ENTRIES SHOWN:
>> begin
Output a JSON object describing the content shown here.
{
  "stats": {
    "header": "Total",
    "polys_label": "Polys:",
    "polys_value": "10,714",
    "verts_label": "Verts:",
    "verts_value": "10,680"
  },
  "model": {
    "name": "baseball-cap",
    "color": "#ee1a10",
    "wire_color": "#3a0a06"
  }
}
>> end
Restate the records, all of them, precisely as written.

Output a JSON object describing the content shown here.
{
  "stats": {
    "header": "Total",
    "polys_label": "Polys:",
    "polys_value": "10,714",
    "verts_label": "Verts:",
    "verts_value": "10,680"
  },
  "model": {
    "name": "baseball-cap",
    "color": "#ee1a10",
    "wire_color": "#3a0a06"
  }
}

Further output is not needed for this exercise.